(Description of the task)
Select from the data all lines with the word "Allowance".

(Given records)
_ _ _
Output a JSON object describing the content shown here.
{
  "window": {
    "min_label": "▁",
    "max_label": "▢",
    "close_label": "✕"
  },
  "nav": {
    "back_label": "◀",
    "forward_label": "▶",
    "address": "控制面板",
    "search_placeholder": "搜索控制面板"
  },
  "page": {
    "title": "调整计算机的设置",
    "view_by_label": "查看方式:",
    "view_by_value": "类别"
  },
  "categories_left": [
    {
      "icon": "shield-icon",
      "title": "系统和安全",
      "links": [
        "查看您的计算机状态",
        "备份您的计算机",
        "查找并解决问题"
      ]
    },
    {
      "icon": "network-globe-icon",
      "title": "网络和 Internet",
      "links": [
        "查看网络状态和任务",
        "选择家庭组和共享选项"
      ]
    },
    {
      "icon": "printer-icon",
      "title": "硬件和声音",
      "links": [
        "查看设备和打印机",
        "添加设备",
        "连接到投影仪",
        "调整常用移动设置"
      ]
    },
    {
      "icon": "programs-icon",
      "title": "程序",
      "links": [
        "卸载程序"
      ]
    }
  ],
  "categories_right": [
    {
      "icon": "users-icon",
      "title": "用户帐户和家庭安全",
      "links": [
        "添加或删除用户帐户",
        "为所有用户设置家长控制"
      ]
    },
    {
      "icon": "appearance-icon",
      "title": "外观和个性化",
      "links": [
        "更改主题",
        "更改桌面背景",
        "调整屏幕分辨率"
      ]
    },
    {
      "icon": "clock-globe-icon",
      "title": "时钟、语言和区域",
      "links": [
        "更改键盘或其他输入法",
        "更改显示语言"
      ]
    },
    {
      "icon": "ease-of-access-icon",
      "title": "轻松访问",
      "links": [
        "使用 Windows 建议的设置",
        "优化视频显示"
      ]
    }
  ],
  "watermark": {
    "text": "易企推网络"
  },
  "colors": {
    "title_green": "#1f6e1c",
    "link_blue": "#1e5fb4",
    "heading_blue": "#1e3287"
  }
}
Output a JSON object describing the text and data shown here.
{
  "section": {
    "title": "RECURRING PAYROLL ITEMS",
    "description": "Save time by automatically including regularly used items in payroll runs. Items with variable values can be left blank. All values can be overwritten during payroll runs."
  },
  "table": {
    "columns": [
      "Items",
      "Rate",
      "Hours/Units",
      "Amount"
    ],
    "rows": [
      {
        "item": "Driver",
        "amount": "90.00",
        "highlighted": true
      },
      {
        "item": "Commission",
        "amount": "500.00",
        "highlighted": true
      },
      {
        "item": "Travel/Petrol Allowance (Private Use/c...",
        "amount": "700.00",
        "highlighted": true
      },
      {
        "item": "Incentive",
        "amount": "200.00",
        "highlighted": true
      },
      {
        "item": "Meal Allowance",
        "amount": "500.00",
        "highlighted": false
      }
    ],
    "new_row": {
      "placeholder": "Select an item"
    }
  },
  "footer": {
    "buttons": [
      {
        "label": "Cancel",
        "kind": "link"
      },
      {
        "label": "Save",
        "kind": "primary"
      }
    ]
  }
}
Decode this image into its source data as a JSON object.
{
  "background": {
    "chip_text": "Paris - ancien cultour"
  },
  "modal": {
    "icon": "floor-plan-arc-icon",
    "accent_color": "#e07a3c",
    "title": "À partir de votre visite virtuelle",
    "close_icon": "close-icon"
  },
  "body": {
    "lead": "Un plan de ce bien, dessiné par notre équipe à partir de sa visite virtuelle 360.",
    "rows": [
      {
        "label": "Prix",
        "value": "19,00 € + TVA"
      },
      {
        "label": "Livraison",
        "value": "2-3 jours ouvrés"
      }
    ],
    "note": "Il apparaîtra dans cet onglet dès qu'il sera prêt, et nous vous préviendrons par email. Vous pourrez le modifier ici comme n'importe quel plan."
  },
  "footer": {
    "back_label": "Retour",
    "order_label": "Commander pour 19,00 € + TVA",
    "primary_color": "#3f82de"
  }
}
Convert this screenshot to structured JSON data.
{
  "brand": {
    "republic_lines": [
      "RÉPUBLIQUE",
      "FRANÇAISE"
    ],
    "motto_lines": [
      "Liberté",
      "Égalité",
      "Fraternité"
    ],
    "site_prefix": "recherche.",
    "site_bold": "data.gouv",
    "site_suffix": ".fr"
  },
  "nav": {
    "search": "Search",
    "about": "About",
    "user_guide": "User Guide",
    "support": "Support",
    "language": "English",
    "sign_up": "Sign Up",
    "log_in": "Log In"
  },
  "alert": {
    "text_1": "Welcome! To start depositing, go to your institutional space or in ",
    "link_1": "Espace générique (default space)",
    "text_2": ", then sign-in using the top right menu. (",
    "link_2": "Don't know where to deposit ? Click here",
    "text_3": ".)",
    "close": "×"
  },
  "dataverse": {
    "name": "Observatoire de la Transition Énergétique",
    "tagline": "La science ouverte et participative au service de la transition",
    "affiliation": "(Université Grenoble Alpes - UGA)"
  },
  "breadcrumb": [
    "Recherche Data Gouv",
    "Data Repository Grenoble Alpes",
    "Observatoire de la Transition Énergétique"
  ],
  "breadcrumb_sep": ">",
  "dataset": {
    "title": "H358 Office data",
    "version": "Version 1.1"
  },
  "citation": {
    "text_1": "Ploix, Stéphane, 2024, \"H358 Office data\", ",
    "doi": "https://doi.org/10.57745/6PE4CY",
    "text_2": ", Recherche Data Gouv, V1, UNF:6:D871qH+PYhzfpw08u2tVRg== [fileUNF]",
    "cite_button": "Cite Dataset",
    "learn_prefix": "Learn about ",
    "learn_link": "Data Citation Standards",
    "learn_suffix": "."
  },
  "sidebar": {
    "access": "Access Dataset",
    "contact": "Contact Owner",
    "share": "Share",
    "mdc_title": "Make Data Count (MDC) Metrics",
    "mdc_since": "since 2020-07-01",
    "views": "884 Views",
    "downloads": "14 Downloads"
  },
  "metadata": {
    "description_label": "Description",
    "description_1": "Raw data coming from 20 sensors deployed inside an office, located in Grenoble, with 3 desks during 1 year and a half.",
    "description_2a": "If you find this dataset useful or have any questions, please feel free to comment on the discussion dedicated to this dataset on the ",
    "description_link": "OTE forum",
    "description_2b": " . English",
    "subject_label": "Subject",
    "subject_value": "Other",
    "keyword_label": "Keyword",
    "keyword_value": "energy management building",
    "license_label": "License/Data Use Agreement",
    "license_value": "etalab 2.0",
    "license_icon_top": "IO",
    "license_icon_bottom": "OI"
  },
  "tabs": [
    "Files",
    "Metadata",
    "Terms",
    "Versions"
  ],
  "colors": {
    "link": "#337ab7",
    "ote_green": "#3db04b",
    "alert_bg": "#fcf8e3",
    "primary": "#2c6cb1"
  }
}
_ _ _
(Exercise solution)
        "item": "Travel/Petrol Allowance (Private Use/c...",
        "item": "Meal Allowance",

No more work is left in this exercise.